— start of INFORMATION GIVEN —

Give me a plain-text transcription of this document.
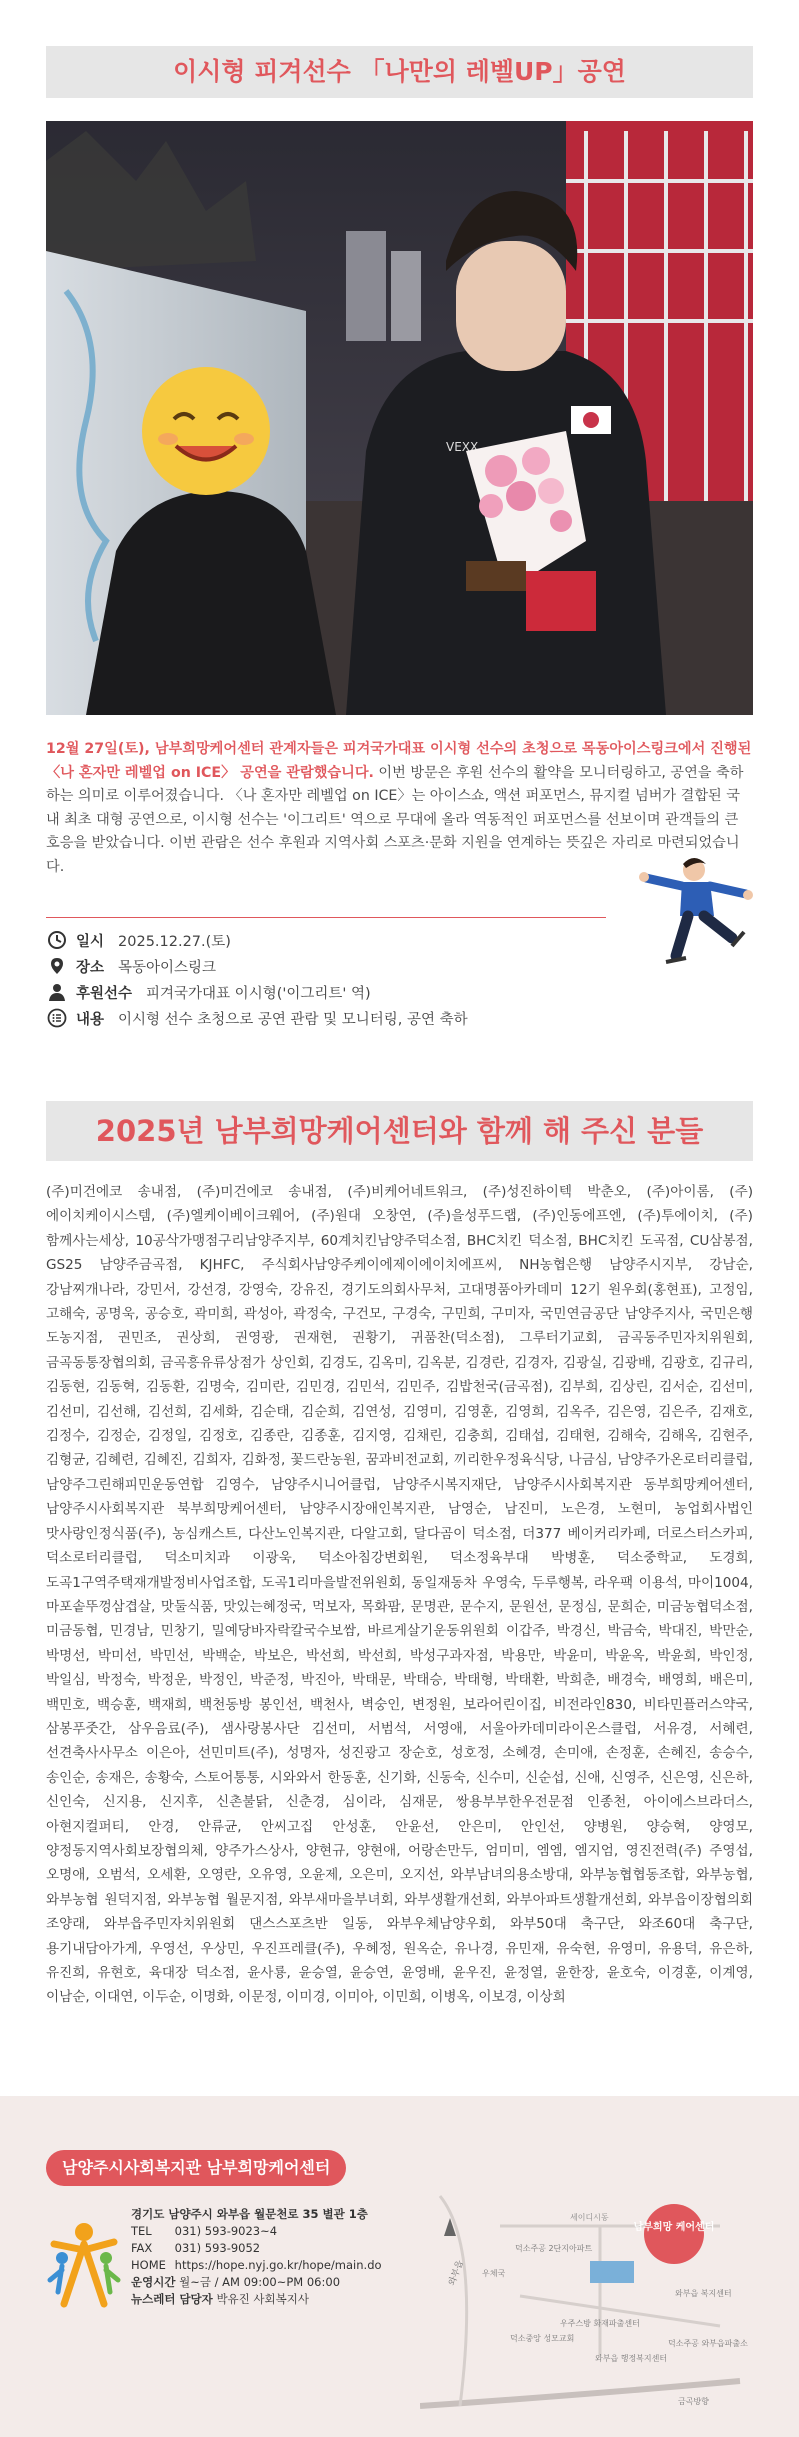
이시형 피겨선수 「나만의 레벨UP」공연
VEXX
12월 27일(토), 남부희망케어센터 관계자들은 피겨국가대표 이시형 선수의 초청으로 목동아이스링크에서 진행된 〈나 혼자만 레벨업 on ICE〉 공연을 관람했습니다. 이번 방문은 후원 선수의 활약을 모니터링하고, 공연을 축하하는 의미로 이루어졌습니다. 〈나 혼자만 레벨업 on ICE〉는 아이스쇼, 액션 퍼포먼스, 뮤지컬 넘버가 결합된 국내 최초 대형 공연으로, 이시형 선수는 '이그리트' 역으로 무대에 올라 역동적인 퍼포먼스를 선보이며 관객들의 큰 호응을 받았습니다. 이번 관람은 선수 후원과 지역사회 스포츠·문화 지원을 연계하는 뜻깊은 자리로 마련되었습니다.
일시 2025.12.27.(토)
장소 목동아이스링크
후원선수 피겨국가대표 이시형('이그리트' 역)
내용 이시형 선수 초청으로 공연 관람 및 모니터링, 공연 축하
2025년 남부희망케어센터와 함께 해 주신 분들
(주)미건에코 송내점, (주)미건에코 송내점, (주)비케어네트워크, (주)성진하이텍 박춘오, (주)아이롬, (주)에이치케이시스템, (주)엘케이베이크웨어, (주)원대 오창연, (주)을성푸드랩, (주)인동에프엔, (주)투에이치, (주)함께사는세상, 10공삭가맹점구리남양주지부, 60계치킨남양주덕소점, BHC치킨 덕소점, BHC치킨 도곡점, CU삼봉점, GS25 남양주금곡점, KJHFC, 주식회사남양주케이에제이에이치에프씨, NH농협은행 남양주시지부, 강남순, 강남찌개나라, 강민서, 강선경, 강영숙, 강유진, 경기도의회사무처, 고대명품아카데미 12기 원우회(홍현표), 고정임, 고해숙, 공명욱, 공승호, 곽미희, 곽성아, 곽정숙, 구건모, 구경숙, 구민희, 구미자, 국민연금공단 남양주지사, 국민은행 도농지점, 권민조, 권상희, 권영광, 권재현, 권황기, 귀품찬(덕소점), 그루터기교회, 금곡동주민자치위원회, 금곡동통장협의회, 금곡흥유류상점가 상인회, 김경도, 김옥미, 김옥분, 김경란, 김경자, 김광실, 김광배, 김광호, 김규리, 김동현, 김동혁, 김동환, 김명숙, 김미란, 김민경, 김민석, 김민주, 김밥천국(금곡점), 김부희, 김상린, 김서순, 김선미, 김선미, 김선해, 김선희, 김세화, 김순태, 김순희, 김연성, 김영미, 김영훈, 김영희, 김옥주, 김은영, 김은주, 김재호, 김정수, 김정순, 김정일, 김정호, 김종란, 김종훈, 김지영, 김채린, 김충희, 김태섭, 김태현, 김해숙, 김해옥, 김현주, 김형균, 김혜련, 김혜진, 김희자, 김화정, 꽃드란농원, 꿈과비전교회, 끼리한우정육식당, 나금심, 남양주가온로터리클럽, 남양주그린해피민운동연합 김영수, 남양주시니어클럽, 남양주시복지재단, 남양주시사회복지관 동부희망케어센터, 남양주시사회복지관 북부희망케어센터, 남양주시장애인복지관, 남영순, 남진미, 노은경, 노현미, 농업회사법인 맛사랑인정식품(주), 농심캐스트, 다산노인복지관, 다알고회, 달다곰이 덕소점, 더377 베이커리카페, 더로스터스카피, 덕소로터리클럽, 덕소미치과 이광욱, 덕소아침강변회원, 덕소정육부대 박병훈, 덕소중학교, 도경희, 도곡1구역주택재개발정비사업조합, 도곡1리마을발전위원회, 동일재동차 우영숙, 두루행복, 라우팩 이용석, 마이1004, 마포솥뚜껑삼겹살, 맛둘식품, 맛있는혜정국, 먹보자, 목화팜, 문명관, 문수지, 문원선, 문정심, 문희순, 미금농협덕소점, 미금동협, 민경남, 민창기, 밀예당바자락칼국수보쌈, 바르게살기운동위원회 이갑주, 박경신, 박금숙, 박대진, 박만순, 박명선, 박미선, 박민선, 박백순, 박보은, 박선희, 박선희, 박성구과자점, 박용만, 박윤미, 박윤옥, 박윤희, 박인정, 박일심, 박정숙, 박정운, 박정인, 박준정, 박진아, 박태문, 박태승, 박태형, 박태환, 박희춘, 배경숙, 배영희, 배은미, 백민호, 백승훈, 백재희, 백천동방 봉인선, 백천사, 벽숭인, 변정원, 보라어린이집, 비전라인830, 비타민플러스약국, 삼봉푸줏간, 삼우음료(주), 샘사랑봉사단 김선미, 서범석, 서영애, 서울아카데미라이온스클럽, 서유경, 서혜련, 선견축사사무소 이은아, 선민미트(주), 성명자, 성진광고 장순호, 성호정, 소혜경, 손미애, 손정훈, 손혜진, 송승수, 송인순, 송재은, 송황숙, 스토어통통, 시와와서 한동훈, 신기화, 신동숙, 신수미, 신순섭, 신애, 신영주, 신은영, 신은하, 신인숙, 신지용, 신지후, 신촌불닭, 신춘경, 심이라, 심재문, 쌍용부부한우전문점 인종천, 아이에스브라더스, 아현지컬퍼티, 안경, 안류균, 안씨고집 안성훈, 안윤선, 안은미, 안인선, 양병원, 양승혁, 양영모, 양정동지역사회보장협의체, 양주가스상사, 양현규, 양현애, 어랑손만두, 엄미미, 엠엠, 엠지엄, 영진전력(주) 주영섭, 오명애, 오범석, 오세환, 오영란, 오유영, 오윤제, 오은미, 오지선, 와부남녀의용소방대, 와부농협협동조합, 와부농협, 와부농협 원덕지점, 와부농협 월문지점, 와부새마을부녀회, 와부생활개선회, 와부아파트생활개선회, 와부읍이장협의회 조양래, 와부읍주민자치위원회 댄스스포츠반 일동, 와부우체남양우회, 와부50대 축구단, 와조60대 축구단, 용기내담아가게, 우영선, 우상민, 우진프레클(주), 우혜정, 원옥순, 유나경, 유민재, 유숙현, 유영미, 유용덕, 유은하, 유진희, 유현호, 육대장 덕소점, 윤사룡, 윤승열, 윤승연, 윤영배, 윤우진, 윤정열, 윤한장, 윤호숙, 이경훈, 이계영, 이남순, 이대연, 이두순, 이명화, 이문정, 이미경, 이미아, 이민희, 이병옥, 이보경, 이상희
남양주시사회복지관 남부희망케어센터
경기도 남양주시 와부읍 월문천로 35 별관 1층
TEL 031) 593-9023~4
FAX 031) 593-9052
HOME https://hope.nyj.go.kr/hope/main.do
운영시간 월~금 / AM 09:00~PM 06:00
뉴스레터 담당자 박유진 사회복지사
와부읍
세이디시동
덕소주공 2단지아파트
우체국
우주스방 화재파출센터
덕소중앙 성모교회
와부읍 복지센터
와부읍 행정복지센터
덕소주공 와부읍파출소
금곡방향
남부희망 케어센터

— end of INFORMATION GIVEN —

= REQUIREMENT =
Reproduce all of the data exactly, omitting each picture it holds.

= RESULT BELOW =
Give me a plain-text transcription of this document.
이시형 피겨선수 「나만의 레벨UP」공연
VEXX
12월 27일(토), 남부희망케어센터 관계자들은 피겨국가대표 이시형 선수의 초청으로 목동아이스링크에서 진행된 〈나 혼자만 레벨업 on ICE〉 공연을 관람했습니다. 이번 방문은 후원 선수의 활약을 모니터링하고, 공연을 축하하는 의미로 이루어졌습니다. 〈나 혼자만 레벨업 on ICE〉는 아이스쇼, 액션 퍼포먼스, 뮤지컬 넘버가 결합된 국내 최초 대형 공연으로, 이시형 선수는 '이그리트' 역으로 무대에 올라 역동적인 퍼포먼스를 선보이며 관객들의 큰 호응을 받았습니다. 이번 관람은 선수 후원과 지역사회 스포츠·문화 지원을 연계하는 뜻깊은 자리로 마련되었습니다.
일시 2025.12.27.(토)
장소 목동아이스링크
후원선수 피겨국가대표 이시형('이그리트' 역)
내용 이시형 선수 초청으로 공연 관람 및 모니터링, 공연 축하
2025년 남부희망케어센터와 함께 해 주신 분들
(주)미건에코 송내점, (주)미건에코 송내점, (주)비케어네트워크, (주)성진하이텍 박춘오, (주)아이롬, (주)에이치케이시스템, (주)엘케이베이크웨어, (주)원대 오창연, (주)을성푸드랩, (주)인동에프엔, (주)투에이치, (주)함께사는세상, 10공삭가맹점구리남양주지부, 60계치킨남양주덕소점, BHC치킨 덕소점, BHC치킨 도곡점, CU삼봉점, GS25 남양주금곡점, KJHFC, 주식회사남양주케이에제이에이치에프씨, NH농협은행 남양주시지부, 강남순, 강남찌개나라, 강민서, 강선경, 강영숙, 강유진, 경기도의회사무처, 고대명품아카데미 12기 원우회(홍현표), 고정임, 고해숙, 공명욱, 공승호, 곽미희, 곽성아, 곽정숙, 구건모, 구경숙, 구민희, 구미자, 국민연금공단 남양주지사, 국민은행 도농지점, 권민조, 권상희, 권영광, 권재현, 권황기, 귀품찬(덕소점), 그루터기교회, 금곡동주민자치위원회, 금곡동통장협의회, 금곡흥유류상점가 상인회, 김경도, 김옥미, 김옥분, 김경란, 김경자, 김광실, 김광배, 김광호, 김규리, 김동현, 김동혁, 김동환, 김명숙, 김미란, 김민경, 김민석, 김민주, 김밥천국(금곡점), 김부희, 김상린, 김서순, 김선미, 김선미, 김선해, 김선희, 김세화, 김순태, 김순희, 김연성, 김영미, 김영훈, 김영희, 김옥주, 김은영, 김은주, 김재호, 김정수, 김정순, 김정일, 김정호, 김종란, 김종훈, 김지영, 김채린, 김충희, 김태섭, 김태현, 김해숙, 김해옥, 김현주, 김형균, 김혜련, 김혜진, 김희자, 김화정, 꽃드란농원, 꿈과비전교회, 끼리한우정육식당, 나금심, 남양주가온로터리클럽, 남양주그린해피민운동연합 김영수, 남양주시니어클럽, 남양주시복지재단, 남양주시사회복지관 동부희망케어센터, 남양주시사회복지관 북부희망케어센터, 남양주시장애인복지관, 남영순, 남진미, 노은경, 노현미, 농업회사법인 맛사랑인정식품(주), 농심캐스트, 다산노인복지관, 다알고회, 달다곰이 덕소점, 더377 베이커리카페, 더로스터스카피, 덕소로터리클럽, 덕소미치과 이광욱, 덕소아침강변회원, 덕소정육부대 박병훈, 덕소중학교, 도경희, 도곡1구역주택재개발정비사업조합, 도곡1리마을발전위원회, 동일재동차 우영숙, 두루행복, 라우팩 이용석, 마이1004, 마포솥뚜껑삼겹살, 맛둘식품, 맛있는혜정국, 먹보자, 목화팜, 문명관, 문수지, 문원선, 문정심, 문희순, 미금농협덕소점, 미금동협, 민경남, 민창기, 밀예당바자락칼국수보쌈, 바르게살기운동위원회 이갑주, 박경신, 박금숙, 박대진, 박만순, 박명선, 박미선, 박민선, 박백순, 박보은, 박선희, 박선희, 박성구과자점, 박용만, 박윤미, 박윤옥, 박윤희, 박인정, 박일심, 박정숙, 박정운, 박정인, 박준정, 박진아, 박태문, 박태승, 박태형, 박태환, 박희춘, 배경숙, 배영희, 배은미, 백민호, 백승훈, 백재희, 백천동방 봉인선, 백천사, 벽숭인, 변정원, 보라어린이집, 비전라인830, 비타민플러스약국, 삼봉푸줏간, 삼우음료(주), 샘사랑봉사단 김선미, 서범석, 서영애, 서울아카데미라이온스클럽, 서유경, 서혜련, 선견축사사무소 이은아, 선민미트(주), 성명자, 성진광고 장순호, 성호정, 소혜경, 손미애, 손정훈, 손혜진, 송승수, 송인순, 송재은, 송황숙, 스토어통통, 시와와서 한동훈, 신기화, 신동숙, 신수미, 신순섭, 신애, 신영주, 신은영, 신은하, 신인숙, 신지용, 신지후, 신촌불닭, 신춘경, 심이라, 심재문, 쌍용부부한우전문점 인종천, 아이에스브라더스, 아현지컬퍼티, 안경, 안류균, 안씨고집 안성훈, 안윤선, 안은미, 안인선, 양병원, 양승혁, 양영모, 양정동지역사회보장협의체, 양주가스상사, 양현규, 양현애, 어랑손만두, 엄미미, 엠엠, 엠지엄, 영진전력(주) 주영섭, 오명애, 오범석, 오세환, 오영란, 오유영, 오윤제, 오은미, 오지선, 와부남녀의용소방대, 와부농협협동조합, 와부농협, 와부농협 원덕지점, 와부농협 월문지점, 와부새마을부녀회, 와부생활개선회, 와부아파트생활개선회, 와부읍이장협의회 조양래, 와부읍주민자치위원회 댄스스포츠반 일동, 와부우체남양우회, 와부50대 축구단, 와조60대 축구단, 용기내담아가게, 우영선, 우상민, 우진프레클(주), 우혜정, 원옥순, 유나경, 유민재, 유숙현, 유영미, 유용덕, 유은하, 유진희, 유현호, 육대장 덕소점, 윤사룡, 윤승열, 윤승연, 윤영배, 윤우진, 윤정열, 윤한장, 윤호숙, 이경훈, 이계영, 이남순, 이대연, 이두순, 이명화, 이문정, 이미경, 이미아, 이민희, 이병옥, 이보경, 이상희
남양주시사회복지관 남부희망케어센터
경기도 남양주시 와부읍 월문천로 35 별관 1층
TEL 031) 593-9023~4
FAX 031) 593-9052
HOME https://hope.nyj.go.kr/hope/main.do
운영시간 월~금 / AM 09:00~PM 06:00
뉴스레터 담당자 박유진 사회복지사
와부읍
세이디시동
덕소주공 2단지아파트
우체국
우주스방 화재파출센터
덕소중앙 성모교회
와부읍 복지센터
와부읍 행정복지센터
덕소주공 와부읍파출소
금곡방향
남부희망 케어센터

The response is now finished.